* Task inputs:
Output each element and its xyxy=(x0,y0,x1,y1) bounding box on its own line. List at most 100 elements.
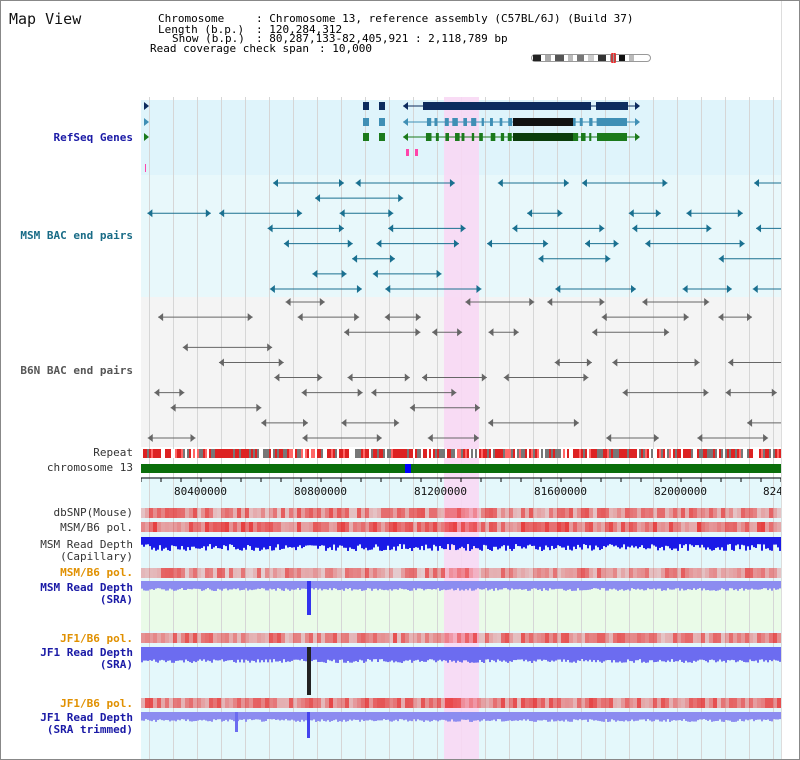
repeat-segment xyxy=(505,449,507,458)
polymorphism-cell xyxy=(717,508,721,518)
chromosome-ideogram[interactable] xyxy=(531,53,651,63)
read-depth-bar xyxy=(497,647,499,660)
read-depth-bar xyxy=(191,581,193,590)
grid-line xyxy=(341,97,342,759)
read-depth-bar xyxy=(399,647,401,663)
repeat-segment xyxy=(345,449,347,458)
read-depth-bar xyxy=(735,537,737,546)
read-depth-bar xyxy=(353,647,355,662)
read-depth-bar xyxy=(197,647,199,661)
polymorphism-cell xyxy=(445,568,449,578)
read-depth-bar xyxy=(359,581,361,590)
msm-bac-end-pairs-label[interactable]: MSM BAC end pairs xyxy=(20,229,133,242)
b6n-bac-pair-end xyxy=(247,313,253,322)
read-depth-bar xyxy=(297,581,299,589)
read-depth-bar xyxy=(423,537,425,551)
read-depth-bar xyxy=(233,581,235,589)
polymorphism-cell xyxy=(209,522,213,532)
refseq-genes-label[interactable]: RefSeq Genes xyxy=(53,131,133,144)
polymorphism-cell xyxy=(253,522,257,532)
read-depth-bar xyxy=(693,647,695,661)
polymorphism-cell xyxy=(737,568,741,578)
read-depth-bar xyxy=(765,581,767,589)
polymorphism-cell xyxy=(777,508,781,518)
read-depth-bar xyxy=(561,647,563,662)
read-depth-bar xyxy=(439,712,441,721)
polymorphism-cell xyxy=(145,698,149,708)
read-depth-bar xyxy=(505,647,507,662)
polymorphism-cell xyxy=(689,568,693,578)
polymorphism-cell xyxy=(661,568,665,578)
polymorphism-cell xyxy=(493,522,497,532)
polymorphism-cell xyxy=(673,508,677,518)
polymorphism-cell xyxy=(697,522,701,532)
tracks-canvas[interactable] xyxy=(141,1,781,760)
read-depth-bar xyxy=(701,712,703,720)
read-depth-bar xyxy=(143,537,145,547)
polymorphism-cell xyxy=(713,508,717,518)
read-depth-bar xyxy=(495,647,497,663)
read-depth-bar xyxy=(709,581,711,591)
read-depth-bar xyxy=(305,712,307,721)
polymorphism-cell xyxy=(681,508,685,518)
gene-arrow xyxy=(635,102,640,110)
polymorphism-cell xyxy=(373,522,377,532)
read-depth-bar xyxy=(347,647,349,661)
repeat-segment xyxy=(647,449,649,458)
polymorphism-cell xyxy=(613,522,617,532)
read-depth-bar xyxy=(223,712,225,721)
read-depth-bar xyxy=(417,712,419,720)
read-depth-bar xyxy=(733,647,735,661)
repeat-segment xyxy=(427,449,429,458)
msm-bac-pair-end xyxy=(718,254,724,263)
polymorphism-cell xyxy=(221,508,225,518)
repeat-segment xyxy=(259,449,261,458)
read-depth-bar xyxy=(345,647,347,663)
repeat-segment xyxy=(661,449,663,458)
polymorphism-cell xyxy=(529,522,533,532)
polymorphism-cell xyxy=(345,522,349,532)
polymorphism-cell xyxy=(365,698,369,708)
genome-tracks-area[interactable]: 80400000 80800000 81200000 81600000 8200… xyxy=(141,1,783,760)
read-depth-bar xyxy=(623,647,625,663)
read-depth-bar xyxy=(207,537,209,547)
read-depth-bar xyxy=(473,712,475,721)
repeat-label: Repeat xyxy=(93,446,133,459)
read-depth-bar xyxy=(599,581,601,590)
read-depth-bar xyxy=(285,712,287,720)
read-depth-bar xyxy=(325,581,327,590)
polymorphism-cell xyxy=(585,568,589,578)
read-depth-bar xyxy=(765,712,767,720)
read-depth-bar xyxy=(481,712,483,721)
polymorphism-cell xyxy=(601,568,605,578)
repeat-segment xyxy=(317,449,319,458)
read-depth-bar xyxy=(361,712,363,720)
read-depth-bar xyxy=(187,537,189,548)
read-depth-bar xyxy=(411,537,413,551)
repeat-segment xyxy=(673,449,675,458)
polymorphism-cell xyxy=(585,633,589,643)
read-depth-bar xyxy=(525,581,527,590)
read-depth-bar xyxy=(733,537,735,551)
polymorphism-cell xyxy=(665,568,669,578)
read-depth-bar xyxy=(571,647,573,663)
read-depth-bar xyxy=(361,537,363,549)
read-depth-bar xyxy=(179,647,181,661)
polymorphism-cell xyxy=(481,522,485,532)
repeat-segment xyxy=(659,449,661,458)
polymorphism-cell xyxy=(329,698,333,708)
read-depth-bar xyxy=(661,712,663,722)
polymorphism-cell xyxy=(165,633,169,643)
read-depth-bar xyxy=(397,537,399,547)
b6n-bac-end-pairs-label[interactable]: B6N BAC end pairs xyxy=(20,364,133,377)
read-depth-bar xyxy=(641,647,643,663)
read-depth-bar xyxy=(303,647,305,661)
repeat-segment xyxy=(407,449,409,458)
repeat-segment xyxy=(545,449,547,458)
read-depth-bar xyxy=(773,581,775,589)
read-depth-bar xyxy=(585,537,587,545)
read-depth-bar xyxy=(415,581,417,591)
read-depth-bar xyxy=(247,537,249,546)
read-depth-bar xyxy=(295,537,297,551)
read-depth-bar xyxy=(455,537,457,551)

* To do:
Your answer must be a single number: the count of lines in these records that contain "tracks".

* Exercise response:
2